#### What the exercise asks:
Pull out every line containing the string "JSON".

[Data entries for graphics]
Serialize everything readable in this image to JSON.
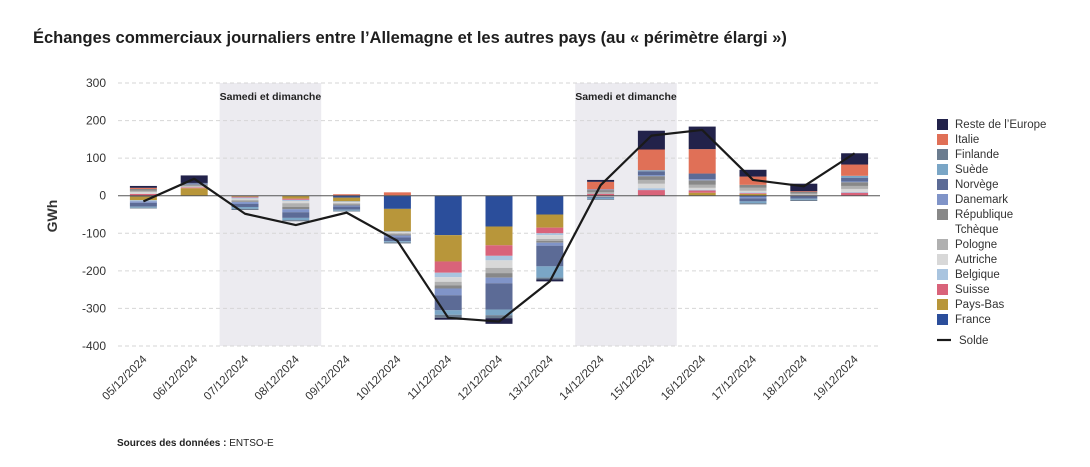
{
  "title": "Échanges commerciaux journaliers entre l’Allemagne et les autres pays (au « périmètre élargi »)",
  "source": {
    "label": "Sources des données :",
    "value": "ENTSO-E"
  },
  "chart_data": {
    "type": "bar",
    "stacked": true,
    "ylabel": "GWh",
    "ylim": [
      -400,
      300
    ],
    "yticks": [
      300,
      200,
      100,
      0,
      -100,
      -200,
      -300,
      -400
    ],
    "grid": "horizontal-dashed",
    "legend_position": "right",
    "categories": [
      "05/12/2024",
      "06/12/2024",
      "07/12/2024",
      "08/12/2024",
      "09/12/2024",
      "10/12/2024",
      "11/12/2024",
      "12/12/2024",
      "13/12/2024",
      "14/12/2024",
      "15/12/2024",
      "16/12/2024",
      "17/12/2024",
      "18/12/2024",
      "19/12/2024"
    ],
    "shaded_ranges": [
      {
        "label": "Samedi et dimanche",
        "from": "07/12/2024",
        "to": "08/12/2024"
      },
      {
        "label": "Samedi et dimanche",
        "from": "14/12/2024",
        "to": "15/12/2024"
      }
    ],
    "series": [
      {
        "name": "France",
        "color": "#2b4e9b",
        "values": [
          -2,
          0,
          0,
          0,
          -5,
          -35,
          -105,
          -82,
          -50,
          0,
          0,
          0,
          -3,
          0,
          0
        ]
      },
      {
        "name": "Pays-Bas",
        "color": "#b8963a",
        "values": [
          -10,
          20,
          -3,
          -8,
          -10,
          -60,
          -70,
          -50,
          -35,
          0,
          0,
          8,
          5,
          0,
          0
        ]
      },
      {
        "name": "Suisse",
        "color": "#d9637a",
        "values": [
          5,
          2,
          -2,
          -3,
          2,
          1,
          -30,
          -28,
          -15,
          5,
          15,
          6,
          2,
          1,
          8
        ]
      },
      {
        "name": "Belgique",
        "color": "#a9c4df",
        "values": [
          -3,
          0,
          -3,
          -3,
          -2,
          -2,
          -12,
          -12,
          -5,
          0,
          5,
          2,
          2,
          0,
          2
        ]
      },
      {
        "name": "Autriche",
        "color": "#d8d8d8",
        "values": [
          5,
          2,
          -3,
          -6,
          -3,
          -3,
          -12,
          -20,
          -10,
          -3,
          12,
          5,
          4,
          2,
          8
        ]
      },
      {
        "name": "Pologne",
        "color": "#b0b0b0",
        "values": [
          3,
          3,
          -4,
          -10,
          -3,
          -3,
          -10,
          -14,
          -5,
          5,
          10,
          8,
          8,
          3,
          8
        ]
      },
      {
        "name": "République Tchèque",
        "color": "#888888",
        "values": [
          5,
          3,
          -2,
          -6,
          -3,
          -3,
          -8,
          -12,
          -5,
          5,
          10,
          12,
          8,
          4,
          10
        ]
      },
      {
        "name": "Danemark",
        "color": "#8094c8",
        "values": [
          -4,
          2,
          -5,
          -8,
          -3,
          -5,
          -18,
          -15,
          -8,
          2,
          3,
          3,
          -4,
          0,
          2
        ]
      },
      {
        "name": "Norvège",
        "color": "#5c6b96",
        "values": [
          -10,
          2,
          -8,
          -15,
          -8,
          -10,
          -40,
          -70,
          -55,
          -2,
          10,
          15,
          -8,
          -8,
          10
        ]
      },
      {
        "name": "Suède",
        "color": "#7aa6c6",
        "values": [
          -3,
          0,
          -5,
          -6,
          -3,
          -3,
          -12,
          -15,
          -30,
          -4,
          3,
          0,
          -5,
          -3,
          5
        ]
      },
      {
        "name": "Finlande",
        "color": "#6b7c8f",
        "values": [
          -2,
          0,
          -3,
          -3,
          -2,
          -3,
          -8,
          -8,
          -5,
          -2,
          0,
          0,
          -3,
          -3,
          0
        ]
      },
      {
        "name": "Italie",
        "color": "#e07057",
        "values": [
          3,
          0,
          0,
          0,
          2,
          8,
          0,
          0,
          0,
          20,
          55,
          65,
          22,
          2,
          30
        ]
      },
      {
        "name": "Reste de l’Europe",
        "color": "#22224a",
        "values": [
          5,
          20,
          0,
          0,
          0,
          0,
          -5,
          -15,
          -5,
          5,
          50,
          60,
          18,
          20,
          30
        ]
      }
    ],
    "solde": {
      "name": "Solde",
      "color": "#1a1a1a",
      "values": [
        -15,
        45,
        -48,
        -78,
        -45,
        -120,
        -325,
        -335,
        -228,
        28,
        160,
        175,
        42,
        25,
        113
      ]
    }
  }
}
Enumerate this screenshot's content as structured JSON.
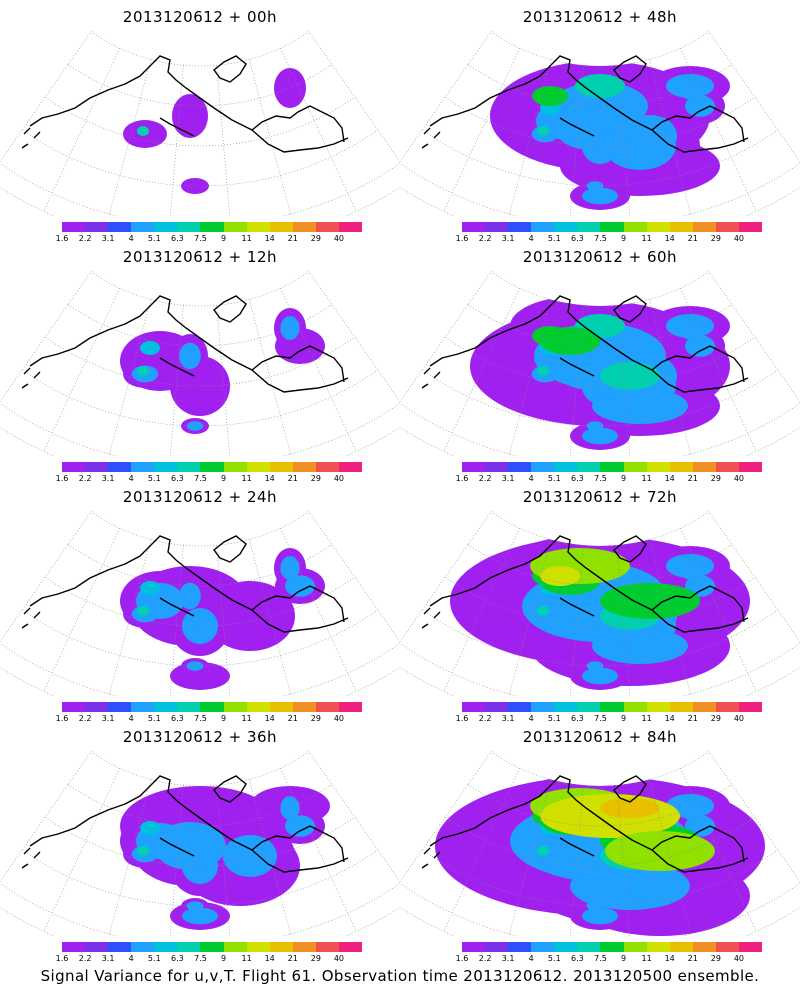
{
  "panels": [
    {
      "title": "2013120612 + 00h",
      "level": 0
    },
    {
      "title": "2013120612 + 48h",
      "level": 4
    },
    {
      "title": "2013120612 + 12h",
      "level": 1
    },
    {
      "title": "2013120612 + 60h",
      "level": 5
    },
    {
      "title": "2013120612 + 24h",
      "level": 2
    },
    {
      "title": "2013120612 + 72h",
      "level": 6
    },
    {
      "title": "2013120612 + 36h",
      "level": 3
    },
    {
      "title": "2013120612 + 84h",
      "level": 7
    }
  ],
  "colorbar": {
    "labels": [
      "1.6",
      "2.2",
      "3.1",
      "4",
      "5.1",
      "6.3",
      "7.5",
      "9",
      "11",
      "14",
      "21",
      "29",
      "40"
    ],
    "colors": [
      "#a020f0",
      "#7c30e8",
      "#3050ff",
      "#20a0ff",
      "#00c0e0",
      "#00d0b0",
      "#00cc30",
      "#90e000",
      "#d0e000",
      "#e8c000",
      "#f09020",
      "#f05050",
      "#f0207f"
    ]
  },
  "footer": "Signal Variance for u,v,T. Flight 61. Observation time 2013120612. 2013120500 ensemble."
}
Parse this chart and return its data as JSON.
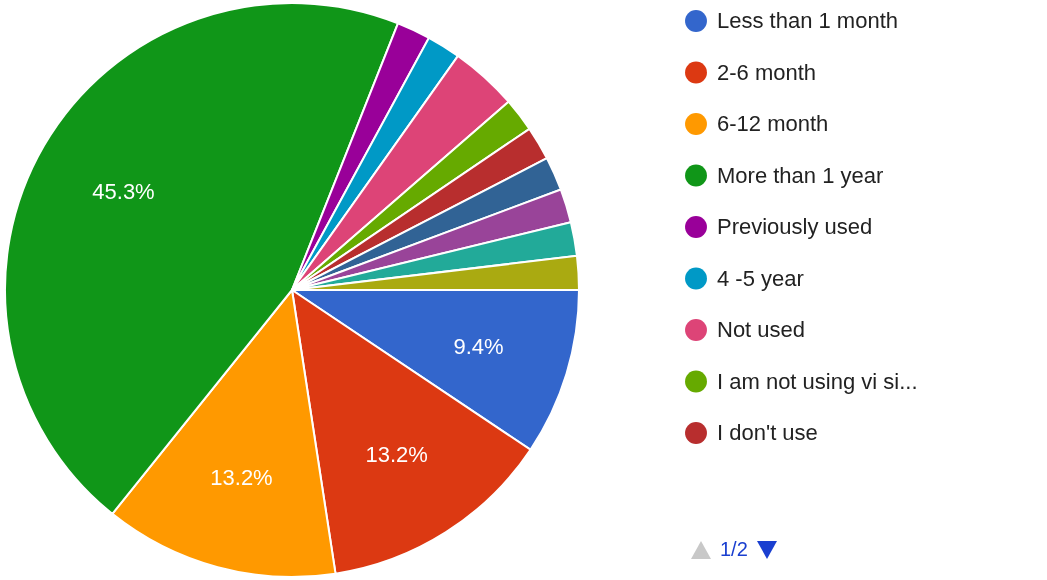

#### Response to this exercise:
Serialize everything readable in this image to JSON.
Enumerate this screenshot's content as structured JSON.
Parse this chart and return its data as JSON.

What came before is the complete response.